-- START OF RECORDS PROVIDED --
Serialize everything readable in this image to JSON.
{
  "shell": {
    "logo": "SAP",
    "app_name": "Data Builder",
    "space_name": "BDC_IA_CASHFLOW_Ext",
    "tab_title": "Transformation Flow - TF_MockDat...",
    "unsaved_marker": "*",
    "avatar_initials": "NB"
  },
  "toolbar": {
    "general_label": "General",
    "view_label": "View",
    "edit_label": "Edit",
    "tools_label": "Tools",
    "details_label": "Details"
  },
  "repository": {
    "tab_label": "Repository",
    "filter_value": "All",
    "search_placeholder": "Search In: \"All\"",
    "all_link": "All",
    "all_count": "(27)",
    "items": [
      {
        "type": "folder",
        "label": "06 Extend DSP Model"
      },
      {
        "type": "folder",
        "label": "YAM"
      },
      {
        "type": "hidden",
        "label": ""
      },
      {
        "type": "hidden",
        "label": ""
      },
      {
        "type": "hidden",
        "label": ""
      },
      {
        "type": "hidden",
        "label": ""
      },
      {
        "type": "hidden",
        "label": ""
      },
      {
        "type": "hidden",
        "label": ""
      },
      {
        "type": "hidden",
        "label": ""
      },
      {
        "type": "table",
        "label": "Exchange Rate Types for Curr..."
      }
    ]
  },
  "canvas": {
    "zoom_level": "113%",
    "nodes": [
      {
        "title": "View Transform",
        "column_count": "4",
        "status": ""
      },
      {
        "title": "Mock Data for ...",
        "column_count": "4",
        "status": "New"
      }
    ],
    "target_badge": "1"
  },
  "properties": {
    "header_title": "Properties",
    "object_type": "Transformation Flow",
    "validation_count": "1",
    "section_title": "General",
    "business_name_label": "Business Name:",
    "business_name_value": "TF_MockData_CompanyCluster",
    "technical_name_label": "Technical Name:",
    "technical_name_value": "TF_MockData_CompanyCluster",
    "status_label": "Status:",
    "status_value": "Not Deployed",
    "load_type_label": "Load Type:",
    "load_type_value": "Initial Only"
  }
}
-- END OF RECORDS PROVIDED --
The records above should be returned exactly.

▶ RESPONSE BELOW:
Serialize everything readable in this image to JSON.
{
  "shell": {
    "logo": "SAP",
    "app_name": "Data Builder",
    "space_name": "BDC_IA_CASHFLOW_Ext",
    "tab_title": "Transformation Flow - TF_MockDat...",
    "unsaved_marker": "*",
    "avatar_initials": "NB"
  },
  "toolbar": {
    "general_label": "General",
    "view_label": "View",
    "edit_label": "Edit",
    "tools_label": "Tools",
    "details_label": "Details"
  },
  "repository": {
    "tab_label": "Repository",
    "filter_value": "All",
    "search_placeholder": "Search In: \"All\"",
    "all_link": "All",
    "all_count": "(27)",
    "items": [
      {
        "type": "folder",
        "label": "06 Extend DSP Model"
      },
      {
        "type": "folder",
        "label": "YAM"
      },
      {
        "type": "hidden",
        "label": ""
      },
      {
        "type": "hidden",
        "label": ""
      },
      {
        "type": "hidden",
        "label": ""
      },
      {
        "type": "hidden",
        "label": ""
      },
      {
        "type": "hidden",
        "label": ""
      },
      {
        "type": "hidden",
        "label": ""
      },
      {
        "type": "hidden",
        "label": ""
      },
      {
        "type": "table",
        "label": "Exchange Rate Types for Curr..."
      }
    ]
  },
  "canvas": {
    "zoom_level": "113%",
    "nodes": [
      {
        "title": "View Transform",
        "column_count": "4",
        "status": ""
      },
      {
        "title": "Mock Data for ...",
        "column_count": "4",
        "status": "New"
      }
    ],
    "target_badge": "1"
  },
  "properties": {
    "header_title": "Properties",
    "object_type": "Transformation Flow",
    "validation_count": "1",
    "section_title": "General",
    "business_name_label": "Business Name:",
    "business_name_value": "TF_MockData_CompanyCluster",
    "technical_name_label": "Technical Name:",
    "technical_name_value": "TF_MockData_CompanyCluster",
    "status_label": "Status:",
    "status_value": "Not Deployed",
    "load_type_label": "Load Type:",
    "load_type_value": "Initial Only"
  }
}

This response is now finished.